▶ Given entries:
## BEGIN
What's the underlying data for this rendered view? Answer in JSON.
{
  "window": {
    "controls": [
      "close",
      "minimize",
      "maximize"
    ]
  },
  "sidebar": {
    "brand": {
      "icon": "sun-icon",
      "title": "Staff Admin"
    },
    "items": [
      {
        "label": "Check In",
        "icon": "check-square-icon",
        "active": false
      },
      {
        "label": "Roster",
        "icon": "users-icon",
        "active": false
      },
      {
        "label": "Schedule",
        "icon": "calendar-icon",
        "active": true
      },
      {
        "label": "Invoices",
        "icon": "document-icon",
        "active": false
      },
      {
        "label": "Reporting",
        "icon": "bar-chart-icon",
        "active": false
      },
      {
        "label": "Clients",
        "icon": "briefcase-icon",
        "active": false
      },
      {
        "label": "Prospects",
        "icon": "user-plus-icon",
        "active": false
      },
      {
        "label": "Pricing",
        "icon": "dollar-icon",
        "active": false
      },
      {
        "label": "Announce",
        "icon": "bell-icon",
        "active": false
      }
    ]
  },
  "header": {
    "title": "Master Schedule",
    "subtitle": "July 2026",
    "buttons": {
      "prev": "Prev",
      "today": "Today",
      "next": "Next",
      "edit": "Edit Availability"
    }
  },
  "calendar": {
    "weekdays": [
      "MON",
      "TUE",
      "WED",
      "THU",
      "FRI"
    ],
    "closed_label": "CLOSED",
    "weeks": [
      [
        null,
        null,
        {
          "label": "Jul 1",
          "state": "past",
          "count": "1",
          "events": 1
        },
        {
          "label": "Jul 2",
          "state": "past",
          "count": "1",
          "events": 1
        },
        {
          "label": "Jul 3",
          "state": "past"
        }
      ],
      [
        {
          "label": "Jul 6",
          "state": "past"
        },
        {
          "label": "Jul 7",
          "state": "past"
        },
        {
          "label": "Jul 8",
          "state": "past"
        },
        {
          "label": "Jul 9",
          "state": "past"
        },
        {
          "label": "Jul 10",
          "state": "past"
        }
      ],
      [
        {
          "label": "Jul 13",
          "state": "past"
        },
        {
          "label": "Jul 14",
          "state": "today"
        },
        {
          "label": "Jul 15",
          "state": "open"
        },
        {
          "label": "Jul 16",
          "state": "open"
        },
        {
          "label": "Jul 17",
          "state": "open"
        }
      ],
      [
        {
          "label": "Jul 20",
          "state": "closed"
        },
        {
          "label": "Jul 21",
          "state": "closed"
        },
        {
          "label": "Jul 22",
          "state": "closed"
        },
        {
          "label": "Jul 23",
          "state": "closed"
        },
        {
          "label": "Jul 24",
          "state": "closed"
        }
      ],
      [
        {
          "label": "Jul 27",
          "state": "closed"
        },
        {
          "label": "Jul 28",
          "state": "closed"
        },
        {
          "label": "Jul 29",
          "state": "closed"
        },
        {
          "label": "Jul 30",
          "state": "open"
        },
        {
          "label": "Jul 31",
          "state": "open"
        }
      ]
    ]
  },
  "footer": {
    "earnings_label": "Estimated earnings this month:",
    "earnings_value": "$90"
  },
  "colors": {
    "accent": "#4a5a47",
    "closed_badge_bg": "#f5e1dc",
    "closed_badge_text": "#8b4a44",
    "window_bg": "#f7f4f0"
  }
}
## END
## BEGIN
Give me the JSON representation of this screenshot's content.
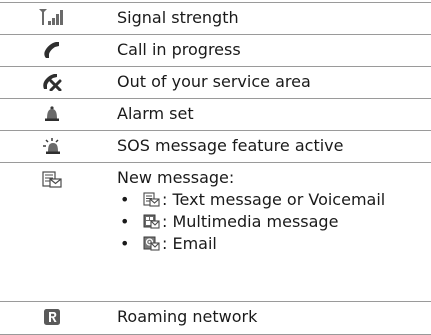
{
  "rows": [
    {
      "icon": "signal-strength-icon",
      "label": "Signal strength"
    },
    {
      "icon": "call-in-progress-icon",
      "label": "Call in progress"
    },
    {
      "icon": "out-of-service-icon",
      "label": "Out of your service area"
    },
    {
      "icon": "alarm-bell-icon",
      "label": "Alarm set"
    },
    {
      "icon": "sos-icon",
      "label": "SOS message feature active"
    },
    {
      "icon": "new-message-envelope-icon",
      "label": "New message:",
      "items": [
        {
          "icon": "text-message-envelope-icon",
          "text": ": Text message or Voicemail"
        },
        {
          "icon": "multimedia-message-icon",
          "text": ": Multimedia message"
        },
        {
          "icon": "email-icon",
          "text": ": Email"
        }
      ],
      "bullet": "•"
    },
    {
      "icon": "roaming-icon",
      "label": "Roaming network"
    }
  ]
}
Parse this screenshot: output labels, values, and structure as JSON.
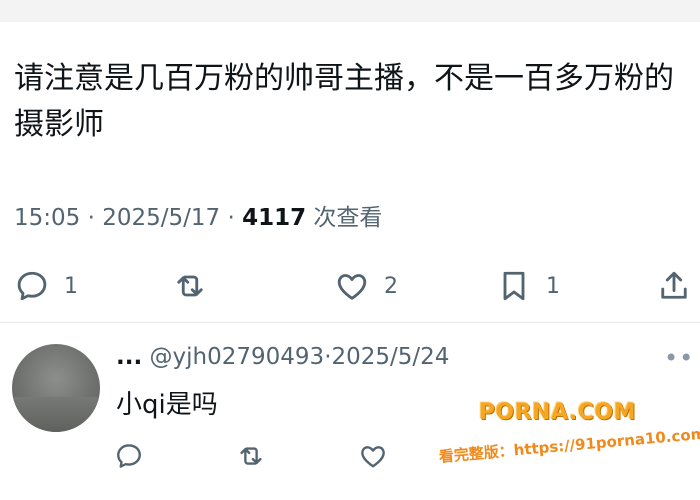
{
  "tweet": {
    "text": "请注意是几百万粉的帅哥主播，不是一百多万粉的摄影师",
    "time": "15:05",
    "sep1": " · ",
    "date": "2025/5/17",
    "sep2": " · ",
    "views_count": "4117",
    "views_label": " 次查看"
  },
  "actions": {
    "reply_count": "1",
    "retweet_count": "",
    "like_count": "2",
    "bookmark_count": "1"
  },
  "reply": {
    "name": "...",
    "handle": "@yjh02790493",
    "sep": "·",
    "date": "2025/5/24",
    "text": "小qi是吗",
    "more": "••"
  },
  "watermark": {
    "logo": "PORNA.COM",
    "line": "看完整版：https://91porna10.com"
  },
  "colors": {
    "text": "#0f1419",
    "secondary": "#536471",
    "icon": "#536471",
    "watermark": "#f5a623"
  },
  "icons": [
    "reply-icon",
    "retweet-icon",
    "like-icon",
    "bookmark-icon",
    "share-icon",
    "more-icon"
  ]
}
## END
▶ Exercise: Write out every line of the entries that holds the word "envelope".

▶ Final result:
      "icon": "new-message-envelope-icon",
          "icon": "text-message-envelope-icon",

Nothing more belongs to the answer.